What this task involves: Please give the listing again from the line with "What elements are" to the line with "option-row — [24, 1272, 122, 1312]", switching "cross-icon" to "wrong-icon" and keeping everything else unchanged. Leave the pictures out of your answer.

Provided data:
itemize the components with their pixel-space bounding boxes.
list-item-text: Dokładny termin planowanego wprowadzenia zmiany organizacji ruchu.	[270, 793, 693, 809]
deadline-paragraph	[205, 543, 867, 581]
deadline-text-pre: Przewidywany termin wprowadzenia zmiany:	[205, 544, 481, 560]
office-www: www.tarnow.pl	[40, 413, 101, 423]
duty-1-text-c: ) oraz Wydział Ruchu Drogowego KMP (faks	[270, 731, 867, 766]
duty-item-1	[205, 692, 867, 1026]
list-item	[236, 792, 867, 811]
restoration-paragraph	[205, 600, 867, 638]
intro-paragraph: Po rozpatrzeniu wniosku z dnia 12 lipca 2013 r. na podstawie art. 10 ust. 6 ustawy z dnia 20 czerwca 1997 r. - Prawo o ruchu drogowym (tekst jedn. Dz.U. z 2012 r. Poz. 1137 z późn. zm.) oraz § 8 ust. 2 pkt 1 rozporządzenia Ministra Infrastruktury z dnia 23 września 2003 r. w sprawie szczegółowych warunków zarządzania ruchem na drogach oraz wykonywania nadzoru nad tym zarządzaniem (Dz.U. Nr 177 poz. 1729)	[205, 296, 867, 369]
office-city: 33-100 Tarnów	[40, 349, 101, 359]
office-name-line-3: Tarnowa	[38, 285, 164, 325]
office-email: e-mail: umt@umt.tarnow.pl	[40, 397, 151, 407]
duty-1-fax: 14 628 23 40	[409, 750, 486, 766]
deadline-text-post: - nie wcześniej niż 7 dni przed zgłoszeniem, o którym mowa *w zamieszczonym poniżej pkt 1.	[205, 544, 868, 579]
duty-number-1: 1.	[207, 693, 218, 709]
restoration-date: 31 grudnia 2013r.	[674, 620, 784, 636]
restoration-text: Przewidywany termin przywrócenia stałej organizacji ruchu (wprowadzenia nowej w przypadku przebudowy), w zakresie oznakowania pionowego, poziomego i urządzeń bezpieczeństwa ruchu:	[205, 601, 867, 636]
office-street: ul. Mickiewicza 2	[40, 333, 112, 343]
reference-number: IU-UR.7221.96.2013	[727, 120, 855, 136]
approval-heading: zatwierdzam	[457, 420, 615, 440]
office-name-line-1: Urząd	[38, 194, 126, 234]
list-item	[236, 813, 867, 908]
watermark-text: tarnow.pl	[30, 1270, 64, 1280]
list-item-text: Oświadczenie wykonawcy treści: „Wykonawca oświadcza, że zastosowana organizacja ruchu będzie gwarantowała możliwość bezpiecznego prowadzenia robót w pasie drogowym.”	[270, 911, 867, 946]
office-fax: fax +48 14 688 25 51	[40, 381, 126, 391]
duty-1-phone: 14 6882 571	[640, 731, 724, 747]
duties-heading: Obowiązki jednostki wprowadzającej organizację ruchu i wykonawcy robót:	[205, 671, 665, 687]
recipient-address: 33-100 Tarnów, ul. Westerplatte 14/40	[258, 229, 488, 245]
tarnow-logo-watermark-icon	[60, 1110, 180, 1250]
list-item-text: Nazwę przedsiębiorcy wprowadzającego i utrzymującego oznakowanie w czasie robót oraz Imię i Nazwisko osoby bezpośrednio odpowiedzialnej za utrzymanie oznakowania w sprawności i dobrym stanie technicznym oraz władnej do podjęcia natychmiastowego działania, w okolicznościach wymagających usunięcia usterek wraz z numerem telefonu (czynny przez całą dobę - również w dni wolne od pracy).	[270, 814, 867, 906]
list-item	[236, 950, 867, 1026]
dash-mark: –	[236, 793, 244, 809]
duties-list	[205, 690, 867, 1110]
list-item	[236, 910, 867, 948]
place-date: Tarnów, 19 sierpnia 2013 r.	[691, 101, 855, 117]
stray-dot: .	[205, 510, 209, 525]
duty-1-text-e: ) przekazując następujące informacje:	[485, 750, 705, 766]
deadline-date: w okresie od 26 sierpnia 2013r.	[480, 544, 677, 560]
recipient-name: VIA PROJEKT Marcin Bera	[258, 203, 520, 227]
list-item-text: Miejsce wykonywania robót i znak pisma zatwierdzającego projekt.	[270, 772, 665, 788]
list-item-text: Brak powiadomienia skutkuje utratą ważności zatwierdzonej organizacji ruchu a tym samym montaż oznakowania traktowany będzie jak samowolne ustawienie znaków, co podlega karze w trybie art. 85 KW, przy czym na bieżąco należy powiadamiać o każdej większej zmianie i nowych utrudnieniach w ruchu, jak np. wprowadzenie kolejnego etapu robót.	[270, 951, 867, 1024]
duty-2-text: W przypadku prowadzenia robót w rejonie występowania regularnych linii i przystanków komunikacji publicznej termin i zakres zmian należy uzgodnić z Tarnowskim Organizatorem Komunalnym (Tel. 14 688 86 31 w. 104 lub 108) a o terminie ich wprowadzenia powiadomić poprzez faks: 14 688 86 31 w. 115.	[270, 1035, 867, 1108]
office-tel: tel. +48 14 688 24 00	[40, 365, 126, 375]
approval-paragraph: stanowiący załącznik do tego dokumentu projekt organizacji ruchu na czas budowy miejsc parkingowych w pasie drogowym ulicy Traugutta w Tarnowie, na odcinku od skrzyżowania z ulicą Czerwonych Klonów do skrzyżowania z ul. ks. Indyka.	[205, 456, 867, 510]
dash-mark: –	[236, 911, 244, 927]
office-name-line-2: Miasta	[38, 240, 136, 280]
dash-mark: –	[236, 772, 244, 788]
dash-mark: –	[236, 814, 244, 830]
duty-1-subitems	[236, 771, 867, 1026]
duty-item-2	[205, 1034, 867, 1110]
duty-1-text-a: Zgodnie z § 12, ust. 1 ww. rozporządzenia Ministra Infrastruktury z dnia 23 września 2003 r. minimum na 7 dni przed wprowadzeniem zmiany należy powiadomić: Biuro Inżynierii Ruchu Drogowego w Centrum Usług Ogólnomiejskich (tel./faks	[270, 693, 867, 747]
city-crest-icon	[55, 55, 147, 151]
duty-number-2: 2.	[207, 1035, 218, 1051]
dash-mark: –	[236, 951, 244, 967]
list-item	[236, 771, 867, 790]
---
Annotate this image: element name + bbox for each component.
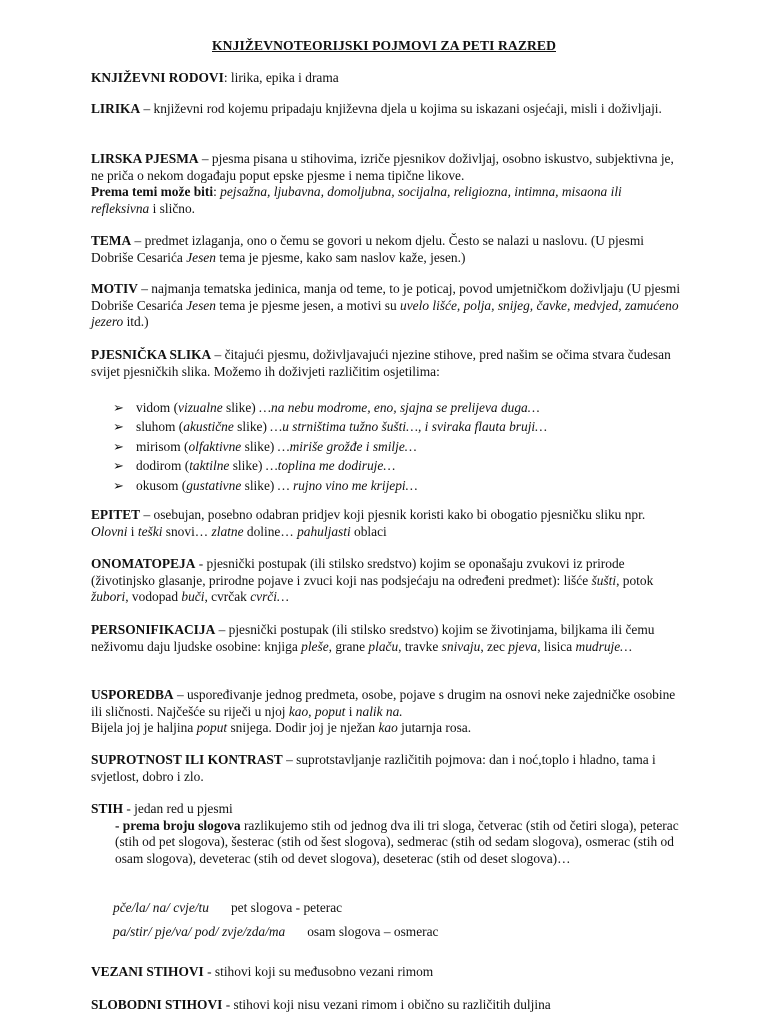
* * *
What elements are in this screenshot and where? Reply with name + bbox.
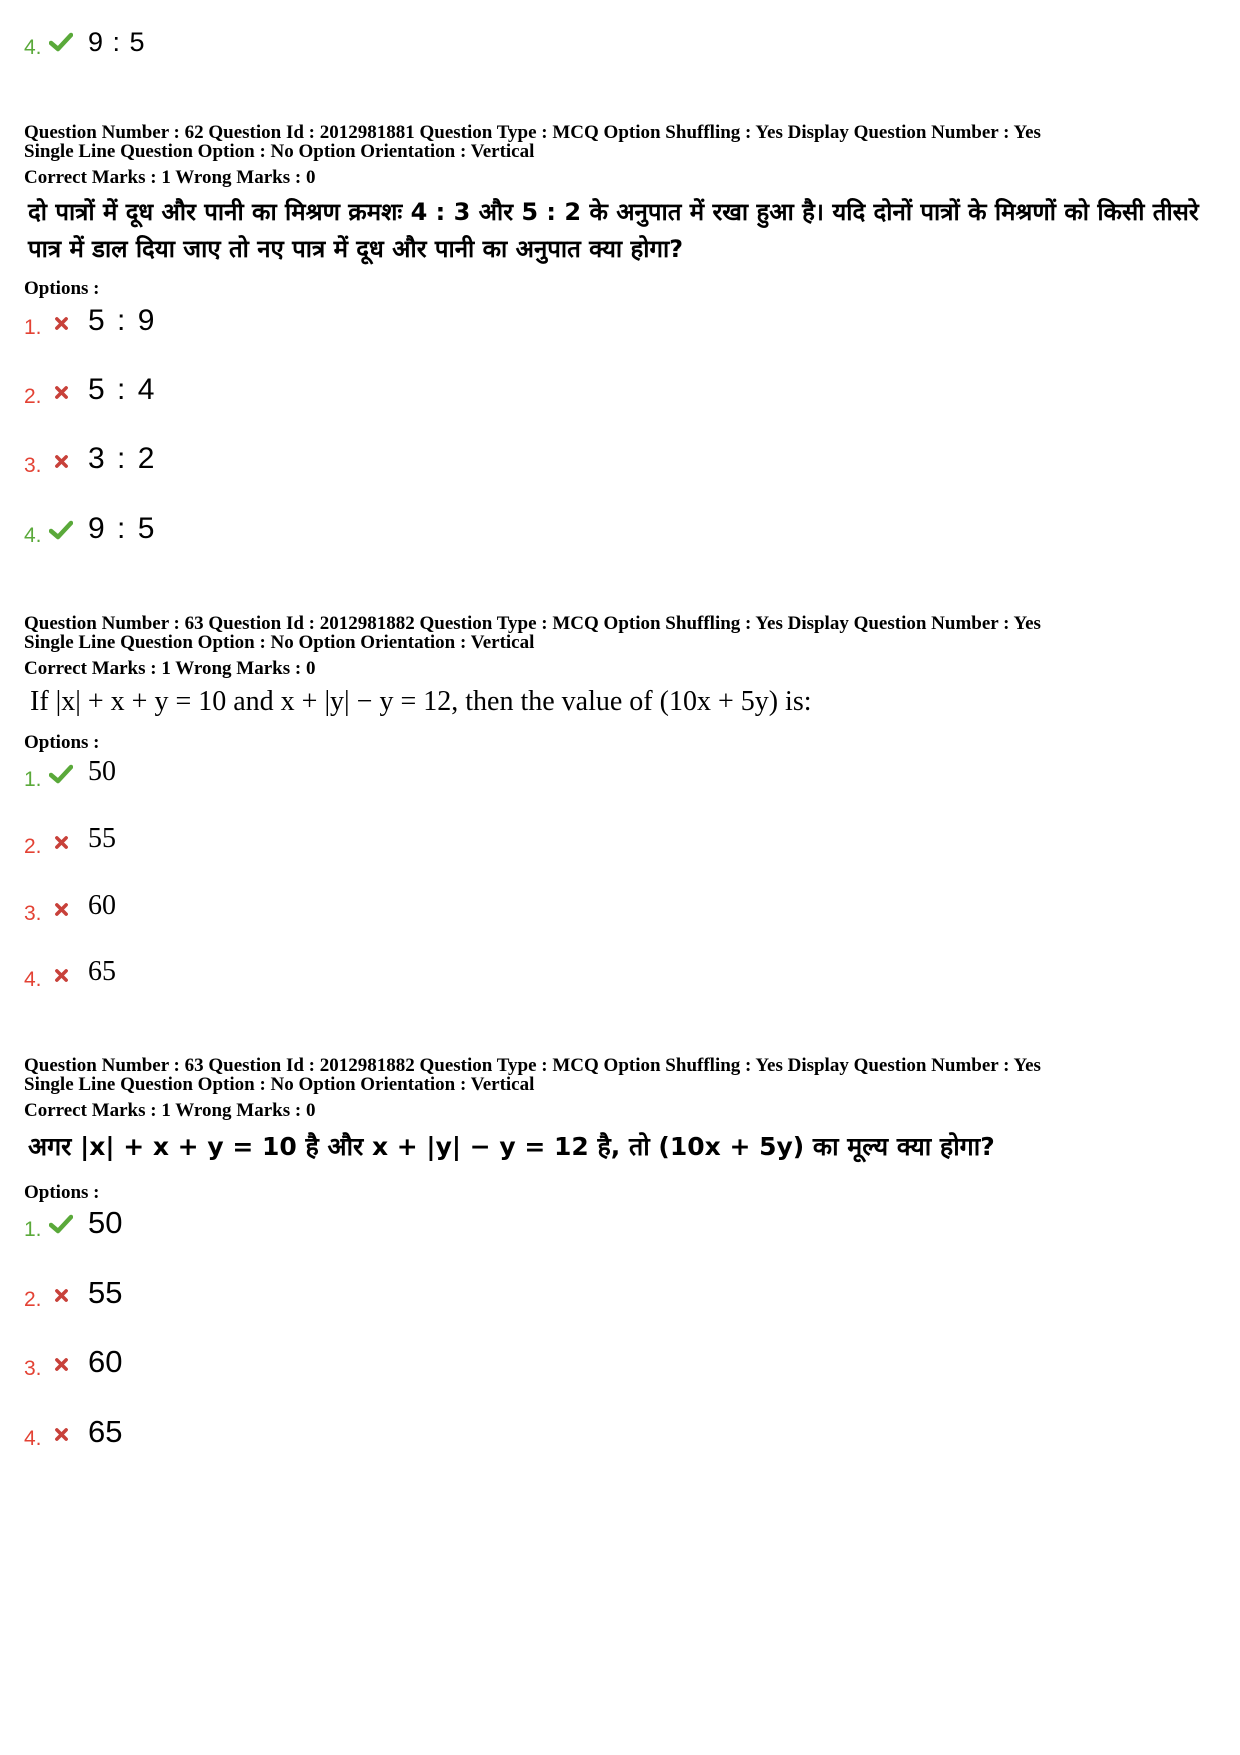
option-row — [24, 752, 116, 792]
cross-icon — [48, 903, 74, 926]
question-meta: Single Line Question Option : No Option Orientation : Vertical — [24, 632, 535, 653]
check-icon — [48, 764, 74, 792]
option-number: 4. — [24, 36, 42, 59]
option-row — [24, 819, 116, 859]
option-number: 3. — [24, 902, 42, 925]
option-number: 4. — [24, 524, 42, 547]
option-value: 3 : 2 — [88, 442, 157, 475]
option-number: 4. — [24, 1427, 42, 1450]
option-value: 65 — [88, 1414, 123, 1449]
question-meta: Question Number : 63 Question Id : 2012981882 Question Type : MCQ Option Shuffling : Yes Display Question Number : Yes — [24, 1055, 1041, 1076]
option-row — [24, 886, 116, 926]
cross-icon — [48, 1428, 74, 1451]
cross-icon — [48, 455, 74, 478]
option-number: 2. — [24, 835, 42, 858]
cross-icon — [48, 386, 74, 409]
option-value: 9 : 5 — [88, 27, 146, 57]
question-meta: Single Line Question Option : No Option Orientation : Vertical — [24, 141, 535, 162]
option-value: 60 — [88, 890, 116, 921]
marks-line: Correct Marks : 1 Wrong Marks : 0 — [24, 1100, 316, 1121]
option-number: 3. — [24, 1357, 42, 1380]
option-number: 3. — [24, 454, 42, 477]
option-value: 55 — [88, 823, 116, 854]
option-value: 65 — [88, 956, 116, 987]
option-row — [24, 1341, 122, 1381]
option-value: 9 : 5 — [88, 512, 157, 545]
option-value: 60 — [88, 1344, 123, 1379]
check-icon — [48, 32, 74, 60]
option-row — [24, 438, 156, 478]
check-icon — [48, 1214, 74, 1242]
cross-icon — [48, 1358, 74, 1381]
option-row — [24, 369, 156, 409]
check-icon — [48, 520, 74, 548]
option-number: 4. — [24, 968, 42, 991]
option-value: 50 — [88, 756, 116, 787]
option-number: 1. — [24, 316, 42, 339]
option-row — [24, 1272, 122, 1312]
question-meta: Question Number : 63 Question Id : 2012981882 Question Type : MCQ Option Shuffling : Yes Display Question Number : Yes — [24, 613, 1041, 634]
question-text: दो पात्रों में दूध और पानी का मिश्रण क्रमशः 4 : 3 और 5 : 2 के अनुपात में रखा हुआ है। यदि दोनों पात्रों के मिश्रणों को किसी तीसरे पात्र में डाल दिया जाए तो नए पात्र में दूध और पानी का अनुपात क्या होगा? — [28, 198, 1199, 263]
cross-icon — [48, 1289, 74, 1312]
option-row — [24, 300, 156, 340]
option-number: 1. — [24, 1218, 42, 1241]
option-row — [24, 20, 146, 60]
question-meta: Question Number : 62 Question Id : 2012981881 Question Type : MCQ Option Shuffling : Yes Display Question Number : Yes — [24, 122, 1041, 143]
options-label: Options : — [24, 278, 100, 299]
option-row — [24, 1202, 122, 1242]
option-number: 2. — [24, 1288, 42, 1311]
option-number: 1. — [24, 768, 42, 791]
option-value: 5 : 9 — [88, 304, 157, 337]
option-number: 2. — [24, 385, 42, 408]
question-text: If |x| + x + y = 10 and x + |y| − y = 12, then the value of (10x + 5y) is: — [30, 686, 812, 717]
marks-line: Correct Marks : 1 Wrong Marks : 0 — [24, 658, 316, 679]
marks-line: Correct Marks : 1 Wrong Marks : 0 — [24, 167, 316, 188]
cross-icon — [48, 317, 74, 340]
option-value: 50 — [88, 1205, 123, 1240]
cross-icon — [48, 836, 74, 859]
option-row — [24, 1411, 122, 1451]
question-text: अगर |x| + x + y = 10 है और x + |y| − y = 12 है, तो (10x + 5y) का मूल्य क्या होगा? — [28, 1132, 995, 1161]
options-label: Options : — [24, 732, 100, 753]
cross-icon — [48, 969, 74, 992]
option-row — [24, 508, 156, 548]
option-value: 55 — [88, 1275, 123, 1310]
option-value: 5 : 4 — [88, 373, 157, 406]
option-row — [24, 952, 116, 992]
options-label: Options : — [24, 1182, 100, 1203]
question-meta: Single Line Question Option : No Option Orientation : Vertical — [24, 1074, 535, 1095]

Finished exercise:
What elements are in this screenshot and where? Reply with name + bbox.
option-row — [24, 752, 116, 792]
wrong-icon — [48, 903, 74, 926]
question-meta: Single Line Question Option : No Option Orientation : Vertical — [24, 632, 535, 653]
check-icon — [48, 764, 74, 792]
option-number: 4. — [24, 36, 42, 59]
option-row — [24, 819, 116, 859]
option-number: 3. — [24, 902, 42, 925]
option-number: 4. — [24, 524, 42, 547]
option-value: 3 : 2 — [88, 442, 157, 475]
option-number: 4. — [24, 1427, 42, 1450]
option-value: 65 — [88, 1414, 123, 1449]
question-meta: Question Number : 63 Question Id : 2012981882 Question Type : MCQ Option Shuffling : Yes Display Question Number : Yes — [24, 1055, 1041, 1076]
option-row — [24, 886, 116, 926]
wrong-icon — [48, 1428, 74, 1451]
wrong-icon — [48, 455, 74, 478]
option-number: 2. — [24, 835, 42, 858]
wrong-icon — [48, 386, 74, 409]
option-value: 9 : 5 — [88, 27, 146, 57]
question-meta: Single Line Question Option : No Option Orientation : Vertical — [24, 141, 535, 162]
option-value: 60 — [88, 890, 116, 921]
marks-line: Correct Marks : 1 Wrong Marks : 0 — [24, 1100, 316, 1121]
option-number: 3. — [24, 1357, 42, 1380]
option-number: 3. — [24, 454, 42, 477]
option-value: 55 — [88, 823, 116, 854]
option-value: 65 — [88, 956, 116, 987]
option-row — [24, 1341, 122, 1381]
option-value: 9 : 5 — [88, 512, 157, 545]
option-value: 60 — [88, 1344, 123, 1379]
check-icon — [48, 32, 74, 60]
option-row — [24, 438, 156, 478]
check-icon — [48, 1214, 74, 1242]
wrong-icon — [48, 1358, 74, 1381]
option-row — [24, 369, 156, 409]
check-icon — [48, 520, 74, 548]
option-number: 4. — [24, 968, 42, 991]
option-value: 50 — [88, 756, 116, 787]
option-number: 1. — [24, 316, 42, 339]
option-row — [24, 1272, 122, 1312]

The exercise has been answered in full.